#### [GIVEN REQUEST]
Make an exact copy of each entry, leaving out every picture.

#### [Collected data entries]
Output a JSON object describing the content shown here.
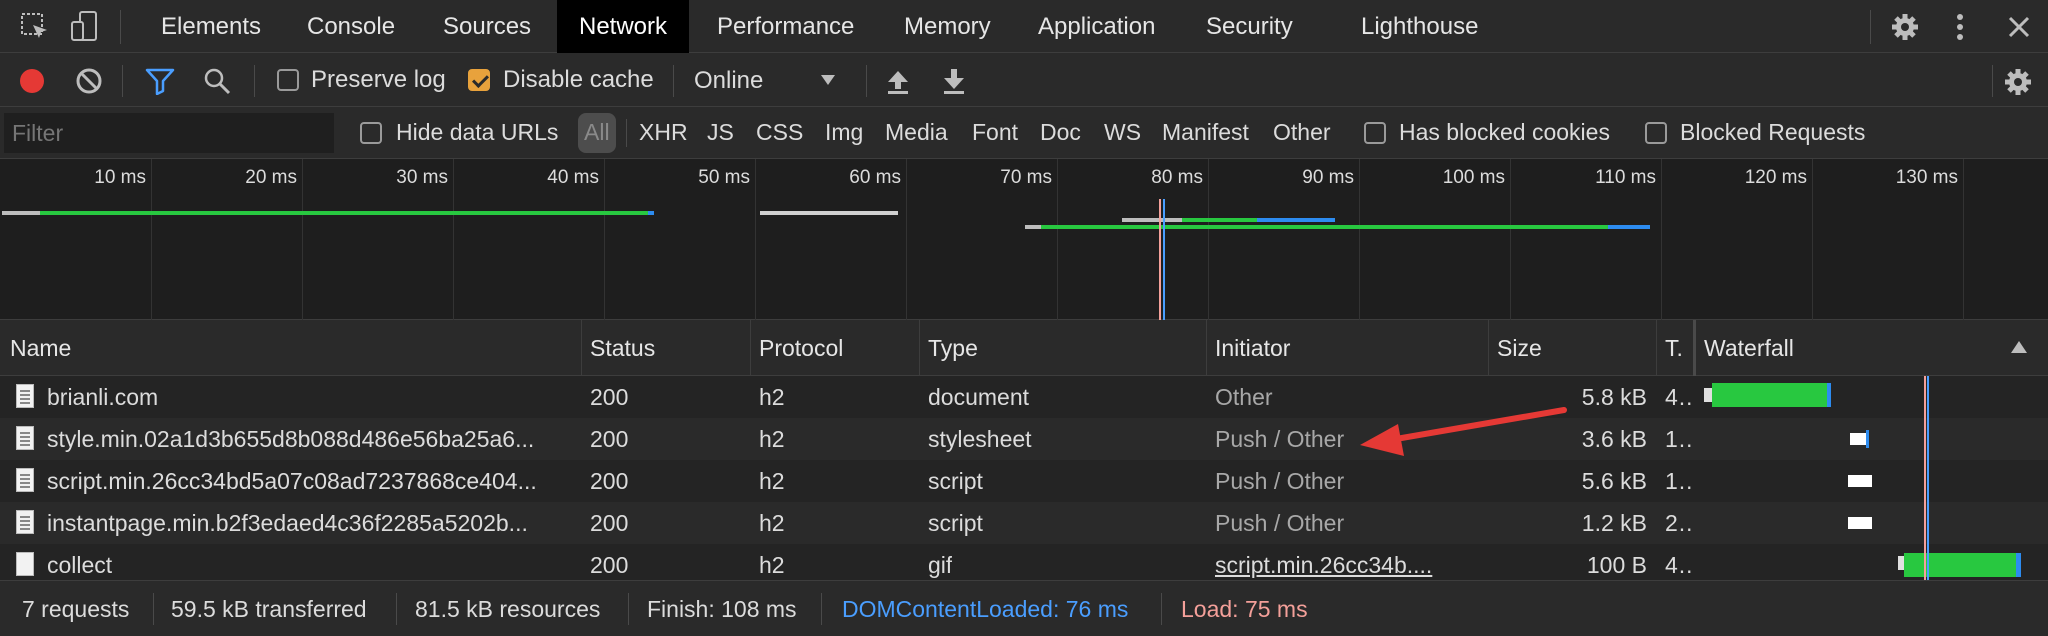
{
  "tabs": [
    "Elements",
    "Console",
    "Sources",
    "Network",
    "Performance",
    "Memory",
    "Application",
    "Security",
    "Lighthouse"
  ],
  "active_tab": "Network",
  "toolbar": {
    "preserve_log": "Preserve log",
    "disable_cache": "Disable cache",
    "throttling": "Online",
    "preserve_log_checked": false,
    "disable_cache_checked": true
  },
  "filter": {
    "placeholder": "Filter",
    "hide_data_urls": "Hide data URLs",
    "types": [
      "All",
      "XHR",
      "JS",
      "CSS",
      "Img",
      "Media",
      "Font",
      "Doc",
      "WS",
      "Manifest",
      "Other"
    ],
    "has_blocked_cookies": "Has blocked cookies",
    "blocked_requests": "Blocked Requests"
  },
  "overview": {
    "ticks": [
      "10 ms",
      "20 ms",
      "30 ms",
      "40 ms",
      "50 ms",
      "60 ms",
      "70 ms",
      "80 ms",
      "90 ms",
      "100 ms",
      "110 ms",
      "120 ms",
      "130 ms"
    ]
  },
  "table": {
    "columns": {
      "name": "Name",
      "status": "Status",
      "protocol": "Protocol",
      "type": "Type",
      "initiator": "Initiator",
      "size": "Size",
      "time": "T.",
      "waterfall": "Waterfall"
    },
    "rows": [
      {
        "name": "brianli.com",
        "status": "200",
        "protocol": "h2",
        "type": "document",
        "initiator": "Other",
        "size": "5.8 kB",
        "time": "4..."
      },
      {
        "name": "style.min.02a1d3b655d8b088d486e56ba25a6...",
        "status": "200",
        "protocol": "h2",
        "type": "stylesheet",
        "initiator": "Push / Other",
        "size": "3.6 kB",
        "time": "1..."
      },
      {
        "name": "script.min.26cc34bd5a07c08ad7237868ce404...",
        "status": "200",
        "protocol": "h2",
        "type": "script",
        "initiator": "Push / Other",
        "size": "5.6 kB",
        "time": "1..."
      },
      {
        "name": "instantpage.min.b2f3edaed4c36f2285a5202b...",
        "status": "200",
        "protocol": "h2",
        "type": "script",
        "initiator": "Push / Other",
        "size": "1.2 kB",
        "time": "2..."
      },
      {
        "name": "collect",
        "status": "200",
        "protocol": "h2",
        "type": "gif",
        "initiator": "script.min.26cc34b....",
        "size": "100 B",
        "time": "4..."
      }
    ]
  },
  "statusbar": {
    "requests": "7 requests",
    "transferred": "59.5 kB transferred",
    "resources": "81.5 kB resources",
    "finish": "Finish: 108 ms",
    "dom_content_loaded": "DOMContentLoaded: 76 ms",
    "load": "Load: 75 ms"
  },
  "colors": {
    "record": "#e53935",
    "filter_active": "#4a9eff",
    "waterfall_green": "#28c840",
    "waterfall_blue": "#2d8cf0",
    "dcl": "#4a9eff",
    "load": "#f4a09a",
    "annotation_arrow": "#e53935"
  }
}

#### [ANSWER TO THE PROBLEM]
Output a JSON object describing the content shown here.
{
  "tabs": [
    "Elements",
    "Console",
    "Sources",
    "Network",
    "Performance",
    "Memory",
    "Application",
    "Security",
    "Lighthouse"
  ],
  "active_tab": "Network",
  "toolbar": {
    "preserve_log": "Preserve log",
    "disable_cache": "Disable cache",
    "throttling": "Online",
    "preserve_log_checked": false,
    "disable_cache_checked": true
  },
  "filter": {
    "placeholder": "Filter",
    "hide_data_urls": "Hide data URLs",
    "types": [
      "All",
      "XHR",
      "JS",
      "CSS",
      "Img",
      "Media",
      "Font",
      "Doc",
      "WS",
      "Manifest",
      "Other"
    ],
    "has_blocked_cookies": "Has blocked cookies",
    "blocked_requests": "Blocked Requests"
  },
  "overview": {
    "ticks": [
      "10 ms",
      "20 ms",
      "30 ms",
      "40 ms",
      "50 ms",
      "60 ms",
      "70 ms",
      "80 ms",
      "90 ms",
      "100 ms",
      "110 ms",
      "120 ms",
      "130 ms"
    ]
  },
  "table": {
    "columns": {
      "name": "Name",
      "status": "Status",
      "protocol": "Protocol",
      "type": "Type",
      "initiator": "Initiator",
      "size": "Size",
      "time": "T.",
      "waterfall": "Waterfall"
    },
    "rows": [
      {
        "name": "brianli.com",
        "status": "200",
        "protocol": "h2",
        "type": "document",
        "initiator": "Other",
        "size": "5.8 kB",
        "time": "4..."
      },
      {
        "name": "style.min.02a1d3b655d8b088d486e56ba25a6...",
        "status": "200",
        "protocol": "h2",
        "type": "stylesheet",
        "initiator": "Push / Other",
        "size": "3.6 kB",
        "time": "1..."
      },
      {
        "name": "script.min.26cc34bd5a07c08ad7237868ce404...",
        "status": "200",
        "protocol": "h2",
        "type": "script",
        "initiator": "Push / Other",
        "size": "5.6 kB",
        "time": "1..."
      },
      {
        "name": "instantpage.min.b2f3edaed4c36f2285a5202b...",
        "status": "200",
        "protocol": "h2",
        "type": "script",
        "initiator": "Push / Other",
        "size": "1.2 kB",
        "time": "2..."
      },
      {
        "name": "collect",
        "status": "200",
        "protocol": "h2",
        "type": "gif",
        "initiator": "script.min.26cc34b....",
        "size": "100 B",
        "time": "4..."
      }
    ]
  },
  "statusbar": {
    "requests": "7 requests",
    "transferred": "59.5 kB transferred",
    "resources": "81.5 kB resources",
    "finish": "Finish: 108 ms",
    "dom_content_loaded": "DOMContentLoaded: 76 ms",
    "load": "Load: 75 ms"
  },
  "colors": {
    "record": "#e53935",
    "filter_active": "#4a9eff",
    "waterfall_green": "#28c840",
    "waterfall_blue": "#2d8cf0",
    "dcl": "#4a9eff",
    "load": "#f4a09a",
    "annotation_arrow": "#e53935"
  }
}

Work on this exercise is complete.